● À FAIRE:
a. Répondez à ces questions sur la chronique :
(i) Quelle altitude est indiquée pour Lobuche ?
(ii) Le long de quoi la marche s'est-elle faite ?
(iii) Quel sommet fait rêver Jeannette ?
b. Mettez à jour la chronique de « Je sens un petit » à « fait aussi peur ? » en remplaçant « sac de couchage » par « duvet », puis recopiez ce passage en entier.

● EXTRAIT DU TEXTE:

-.-.-

Chronique d'une aventure himalayenne 9

Publié le 5 janvier 2025Nature

Lobuche, 5000m

Je sens un petit besoin de confort. Pour l’instant je le trouve dans le périmètre de mon sac de couchage où je me suis réfugiée toute une partie de l’après midi. Les lodges sont sales. Moi un peu moins, j’ai pris une une douche en essayant de ne pas bouger les pieds dans une cabine crasseuse.

Nous avons marché d’un pas à la fois doux et vif le long de la moraine latérale du glacier du Khumbu. Une vue saisissante sur la face Nord de l’Ama Dablam, la montagne de mes rêves. C’est une histoire que je me raconte, je ne sais pas si elle est vraie. Mais les rêves ne sont t-ils pas tous fait d’une envie floue qui fait aussi peur ?

Jeannette et Phunjo me disent que c’est possible. Ce que j’aime c’est l’idée d’avoir cet objectif démesuré, que je n’avais jamais sérieusement envisagé. Ce qui m’intimide le plus est finalement de devoir apprendre avec d’autres les gestes techniques. J’aime faire mon chemin seule.

À notre droite il y avait Nupste et Lhotse et derrière nous Cholatse le sommet qui fait rêver Jeannette. À notre gauche Lobuche.

-.-.-

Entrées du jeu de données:
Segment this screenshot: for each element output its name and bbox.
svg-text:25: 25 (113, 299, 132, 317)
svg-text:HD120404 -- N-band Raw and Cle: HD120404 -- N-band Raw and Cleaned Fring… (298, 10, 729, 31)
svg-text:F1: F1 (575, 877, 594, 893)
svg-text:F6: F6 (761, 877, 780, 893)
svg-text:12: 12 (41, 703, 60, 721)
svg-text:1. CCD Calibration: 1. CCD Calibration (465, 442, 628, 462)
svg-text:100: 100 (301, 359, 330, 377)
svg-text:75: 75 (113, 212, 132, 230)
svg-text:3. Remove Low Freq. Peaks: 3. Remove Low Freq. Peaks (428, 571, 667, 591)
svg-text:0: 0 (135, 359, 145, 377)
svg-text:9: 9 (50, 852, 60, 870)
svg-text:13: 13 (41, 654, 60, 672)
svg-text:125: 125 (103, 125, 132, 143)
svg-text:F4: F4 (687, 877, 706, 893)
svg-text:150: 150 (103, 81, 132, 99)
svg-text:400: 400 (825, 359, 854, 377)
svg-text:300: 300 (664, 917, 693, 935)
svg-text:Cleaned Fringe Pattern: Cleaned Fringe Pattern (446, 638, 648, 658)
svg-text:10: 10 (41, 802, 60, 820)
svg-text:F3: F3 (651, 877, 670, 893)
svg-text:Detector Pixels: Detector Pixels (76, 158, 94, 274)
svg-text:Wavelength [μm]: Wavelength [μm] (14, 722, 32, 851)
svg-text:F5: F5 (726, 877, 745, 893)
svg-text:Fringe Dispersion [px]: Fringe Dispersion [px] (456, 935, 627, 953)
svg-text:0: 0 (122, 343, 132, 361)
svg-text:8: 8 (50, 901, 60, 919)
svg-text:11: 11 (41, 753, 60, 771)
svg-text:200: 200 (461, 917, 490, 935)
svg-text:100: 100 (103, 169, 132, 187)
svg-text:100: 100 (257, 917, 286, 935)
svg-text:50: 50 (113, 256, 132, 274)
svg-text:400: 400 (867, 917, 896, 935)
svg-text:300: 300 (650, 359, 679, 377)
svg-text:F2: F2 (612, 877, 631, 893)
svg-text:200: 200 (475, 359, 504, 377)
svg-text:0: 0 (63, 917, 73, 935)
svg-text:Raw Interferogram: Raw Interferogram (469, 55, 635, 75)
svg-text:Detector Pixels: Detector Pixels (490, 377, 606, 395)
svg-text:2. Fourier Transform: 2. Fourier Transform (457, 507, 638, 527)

-.-.-

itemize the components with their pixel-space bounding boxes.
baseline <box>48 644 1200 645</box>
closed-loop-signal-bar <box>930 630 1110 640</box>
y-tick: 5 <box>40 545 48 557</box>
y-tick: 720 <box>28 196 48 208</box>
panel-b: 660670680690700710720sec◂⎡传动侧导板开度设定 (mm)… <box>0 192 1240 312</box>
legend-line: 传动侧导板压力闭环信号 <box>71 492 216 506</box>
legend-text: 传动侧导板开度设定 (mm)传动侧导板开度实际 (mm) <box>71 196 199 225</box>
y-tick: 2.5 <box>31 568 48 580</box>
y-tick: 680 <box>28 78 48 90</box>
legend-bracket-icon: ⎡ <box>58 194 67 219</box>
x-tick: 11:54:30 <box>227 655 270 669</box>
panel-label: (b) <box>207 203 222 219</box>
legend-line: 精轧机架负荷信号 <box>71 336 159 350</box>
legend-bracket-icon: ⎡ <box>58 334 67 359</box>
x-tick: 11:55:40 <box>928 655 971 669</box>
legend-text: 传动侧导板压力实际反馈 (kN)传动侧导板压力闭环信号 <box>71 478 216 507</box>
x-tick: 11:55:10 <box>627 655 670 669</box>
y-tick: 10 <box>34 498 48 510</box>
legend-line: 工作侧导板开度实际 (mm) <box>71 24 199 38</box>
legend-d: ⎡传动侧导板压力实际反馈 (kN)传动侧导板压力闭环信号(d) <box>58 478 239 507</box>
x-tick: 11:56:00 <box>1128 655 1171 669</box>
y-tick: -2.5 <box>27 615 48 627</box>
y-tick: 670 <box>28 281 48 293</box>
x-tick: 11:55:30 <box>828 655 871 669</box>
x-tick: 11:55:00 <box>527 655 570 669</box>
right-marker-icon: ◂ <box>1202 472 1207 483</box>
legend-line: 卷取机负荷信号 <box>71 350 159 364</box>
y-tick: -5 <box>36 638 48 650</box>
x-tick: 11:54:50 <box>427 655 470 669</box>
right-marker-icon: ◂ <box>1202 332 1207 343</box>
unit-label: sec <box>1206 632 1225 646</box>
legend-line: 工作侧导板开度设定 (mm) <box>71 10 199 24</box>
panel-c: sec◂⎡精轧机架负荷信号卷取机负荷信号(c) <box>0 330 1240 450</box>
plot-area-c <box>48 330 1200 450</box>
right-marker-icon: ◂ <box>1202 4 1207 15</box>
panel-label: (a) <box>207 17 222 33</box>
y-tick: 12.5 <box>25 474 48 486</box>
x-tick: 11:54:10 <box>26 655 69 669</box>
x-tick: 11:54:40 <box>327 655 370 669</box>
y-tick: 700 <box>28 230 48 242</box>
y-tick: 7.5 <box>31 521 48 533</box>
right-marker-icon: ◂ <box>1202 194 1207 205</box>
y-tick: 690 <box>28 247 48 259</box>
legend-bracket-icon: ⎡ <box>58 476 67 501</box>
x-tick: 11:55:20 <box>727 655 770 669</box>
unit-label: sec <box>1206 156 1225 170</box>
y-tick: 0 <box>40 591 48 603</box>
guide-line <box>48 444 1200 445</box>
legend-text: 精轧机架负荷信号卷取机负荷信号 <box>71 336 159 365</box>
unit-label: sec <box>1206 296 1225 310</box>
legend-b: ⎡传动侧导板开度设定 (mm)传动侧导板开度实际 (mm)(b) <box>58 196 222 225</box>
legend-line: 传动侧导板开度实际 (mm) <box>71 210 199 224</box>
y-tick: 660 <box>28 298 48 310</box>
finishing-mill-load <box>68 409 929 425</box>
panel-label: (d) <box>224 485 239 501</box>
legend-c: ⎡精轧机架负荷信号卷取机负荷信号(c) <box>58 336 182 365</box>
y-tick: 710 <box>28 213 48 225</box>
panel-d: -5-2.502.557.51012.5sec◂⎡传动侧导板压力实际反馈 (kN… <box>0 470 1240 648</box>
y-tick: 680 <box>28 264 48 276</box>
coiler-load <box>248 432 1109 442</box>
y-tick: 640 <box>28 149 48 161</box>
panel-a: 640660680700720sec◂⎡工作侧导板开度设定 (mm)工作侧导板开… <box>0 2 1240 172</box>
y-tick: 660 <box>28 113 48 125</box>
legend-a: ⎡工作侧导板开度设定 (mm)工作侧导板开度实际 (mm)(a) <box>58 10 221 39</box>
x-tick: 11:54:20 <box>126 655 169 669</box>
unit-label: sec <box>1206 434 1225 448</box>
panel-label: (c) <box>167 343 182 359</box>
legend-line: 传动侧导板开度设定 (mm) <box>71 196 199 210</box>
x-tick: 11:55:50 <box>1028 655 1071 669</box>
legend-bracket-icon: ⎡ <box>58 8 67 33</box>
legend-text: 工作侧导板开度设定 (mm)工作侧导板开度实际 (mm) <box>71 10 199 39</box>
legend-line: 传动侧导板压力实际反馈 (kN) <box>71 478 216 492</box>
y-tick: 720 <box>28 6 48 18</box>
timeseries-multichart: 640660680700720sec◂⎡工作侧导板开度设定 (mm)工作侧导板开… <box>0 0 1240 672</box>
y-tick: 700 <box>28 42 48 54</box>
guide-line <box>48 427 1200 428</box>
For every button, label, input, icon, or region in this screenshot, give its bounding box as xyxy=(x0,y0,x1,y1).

-.-.-

● RÉPONSES PAR TÂCHE:
a.
(i) 5000 m
(ii) La moraine latérale du glacier du Khumbu
(iii) Cholatse

b.
Je sens un petit besoin de confort. Pour l’instant je le trouve dans le périmètre de mon duvet où je me suis réfugiée toute une partie de l’après midi. Les lodges sont sales. Moi un peu moins, j’ai pris une une douche en essayant de ne pas bouger les pieds dans une cabine crasseuse.

Nous avons marché d’un pas à la fois doux et vif le long de la moraine latérale du glacier du Khumbu. Une vue saisissante sur la face Nord de l’Ama Dablam, la montagne de mes rêves. C’est une histoire que je me raconte, je ne sais pas si elle est vraie. Mais les rêves ne sont t-ils pas tous fait d’une envie floue qui fait aussi peur ?